■ Exercise:
Transcribe all the records exactly and omit any images they hold.

■ Materials provided:
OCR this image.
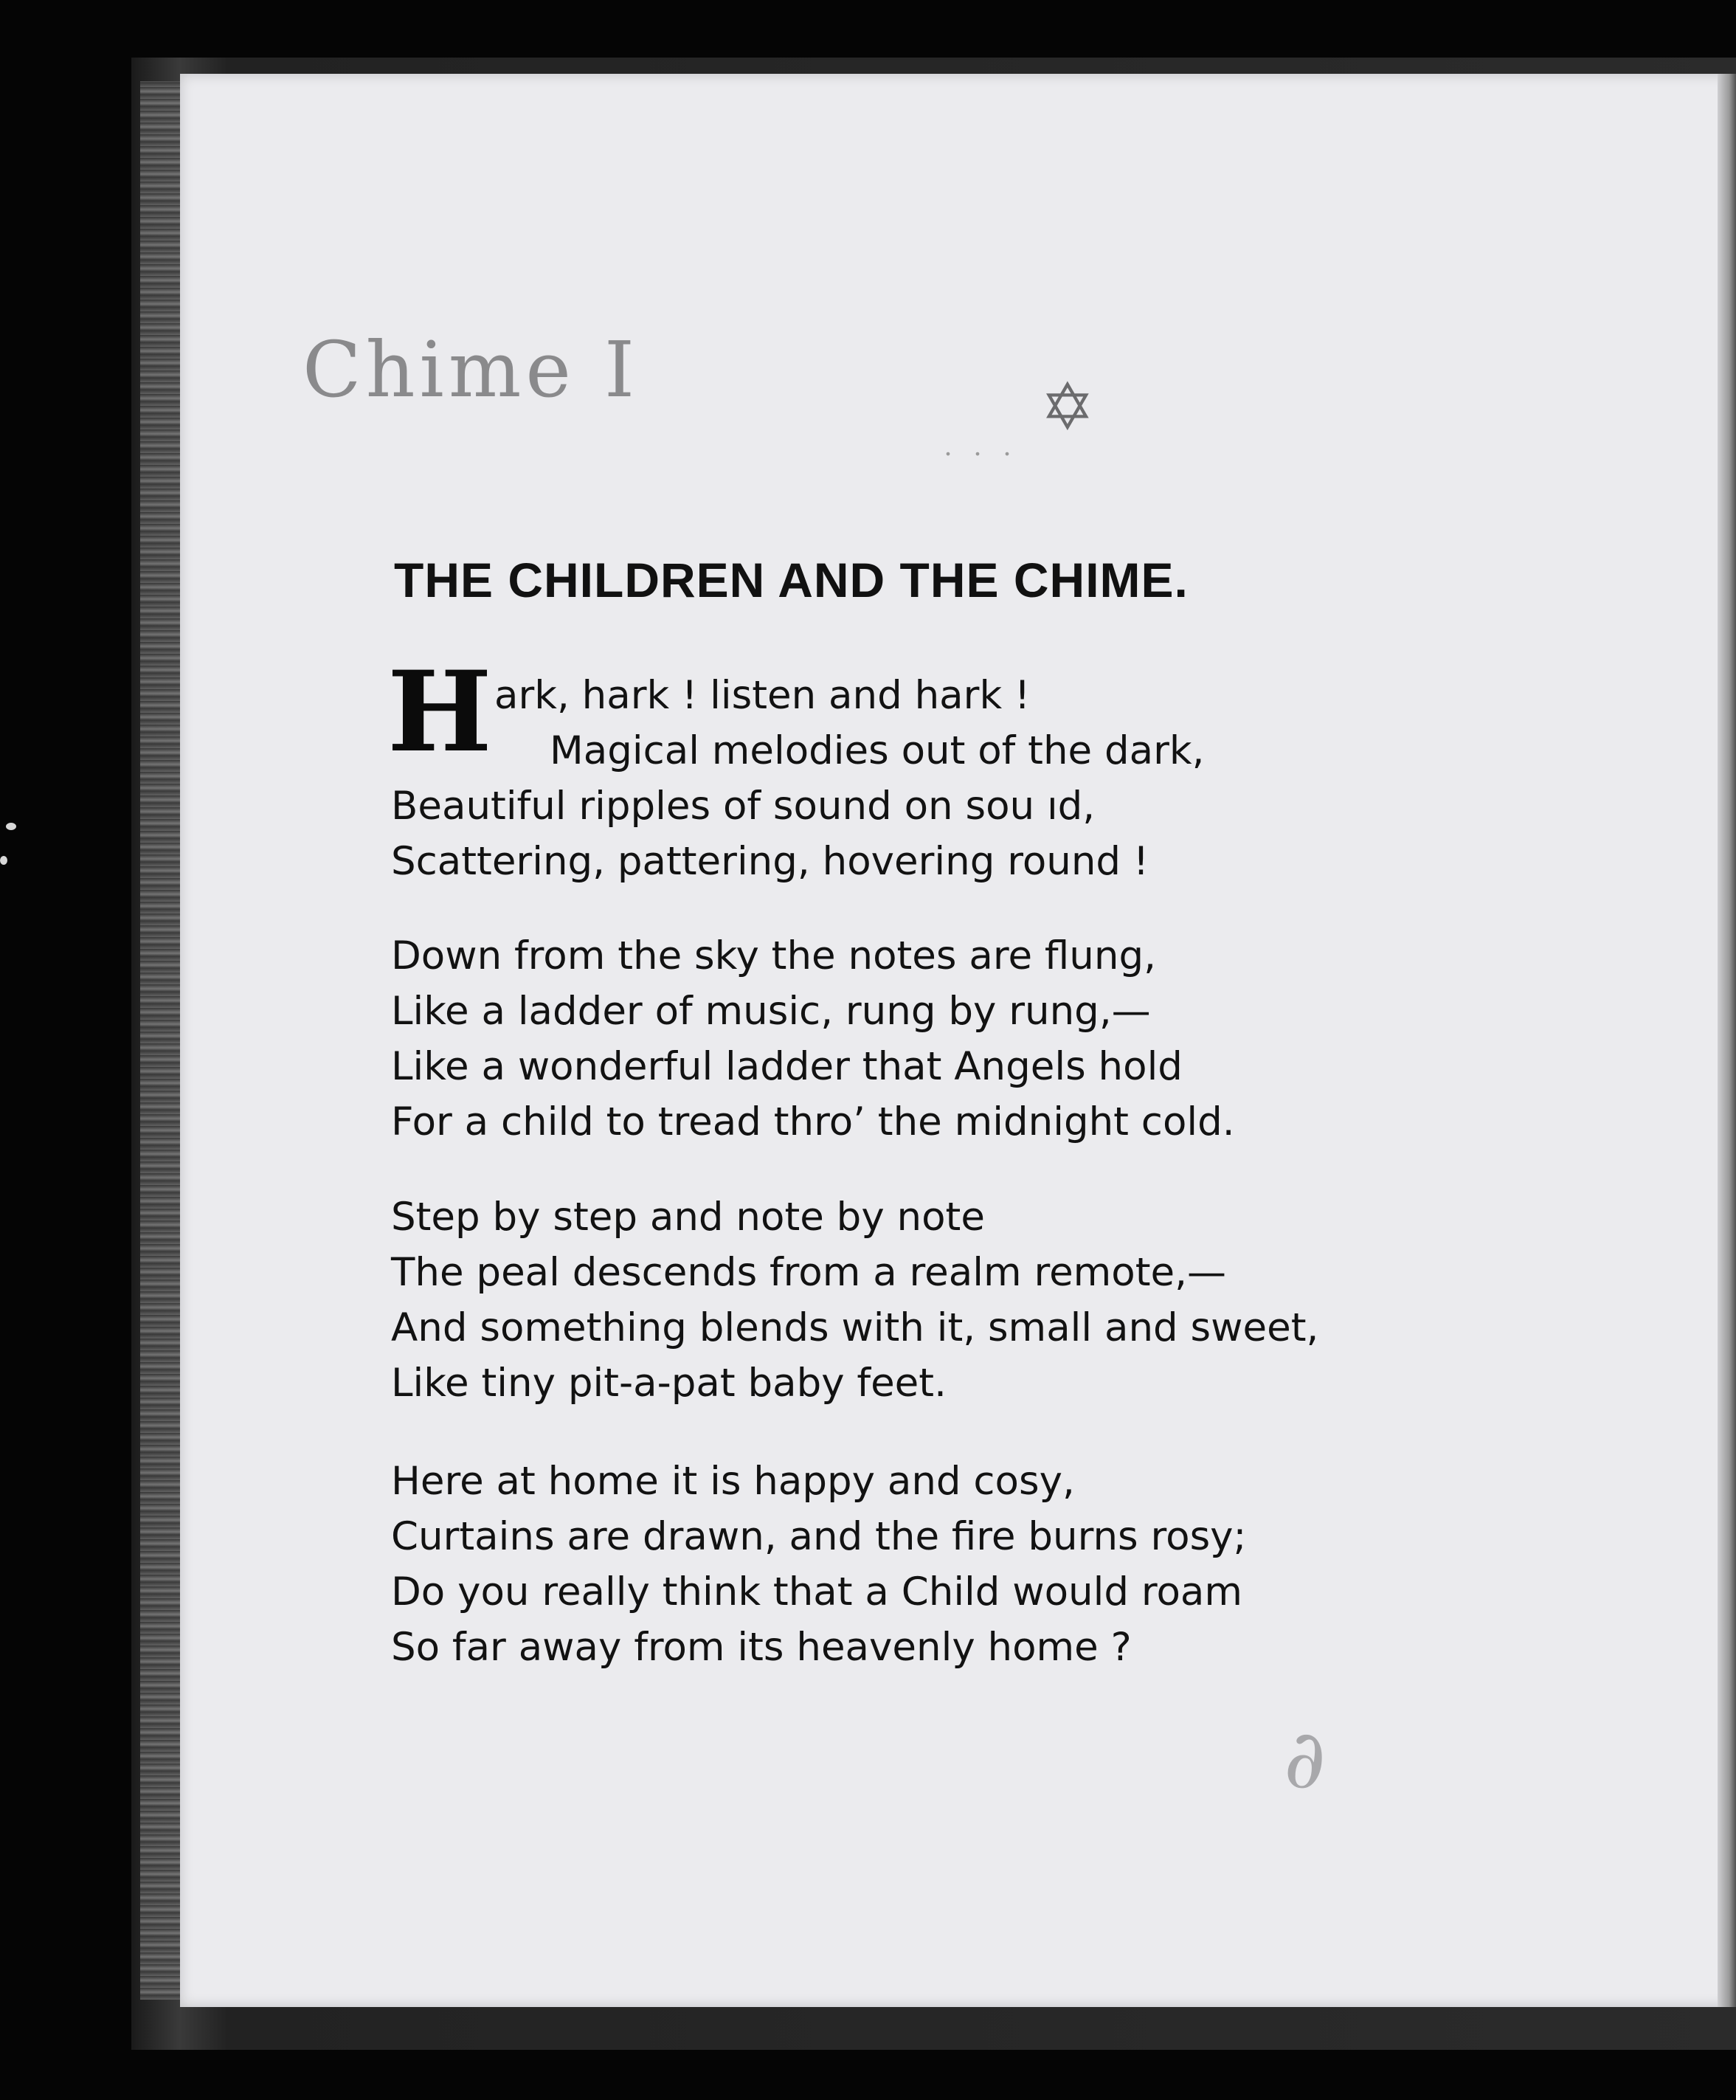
Chime I	✡
. . .
THE CHILDREN AND THE CHIME.
H ark, hark ! listen and hark !
Magical melodies out of the dark,
Beautiful ripples of sound on sou ıd,
Scattering, pattering, hovering round !
Down from the sky the notes are flung,
Like a ladder of music, rung by rung,—
Like a wonderful ladder that Angels hold
For a child to tread thro’ the midnight cold.
Step by step and note by note
The peal descends from a realm remote,—
And something blends with it, small and sweet,
Like tiny pit-a-pat baby feet.
Here at home it is happy and cosy,
Curtains are drawn, and the fire burns rosy;
Do you really think that a Child would roam
So far away from its heavenly home ?
∂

■ Correct result:
OCR this image.
Chime I	✡
. . .
THE CHILDREN AND THE CHIME.
H ark, hark ! listen and hark !
Magical melodies out of the dark,
Beautiful ripples of sound on sou ıd,
Scattering, pattering, hovering round !
Down from the sky the notes are flung,
Like a ladder of music, rung by rung,—
Like a wonderful ladder that Angels hold
For a child to tread thro’ the midnight cold.
Step by step and note by note
The peal descends from a realm remote,—
And something blends with it, small and sweet,
Like tiny pit-a-pat baby feet.
Here at home it is happy and cosy,
Curtains are drawn, and the fire burns rosy;
Do you really think that a Child would roam
So far away from its heavenly home ?
∂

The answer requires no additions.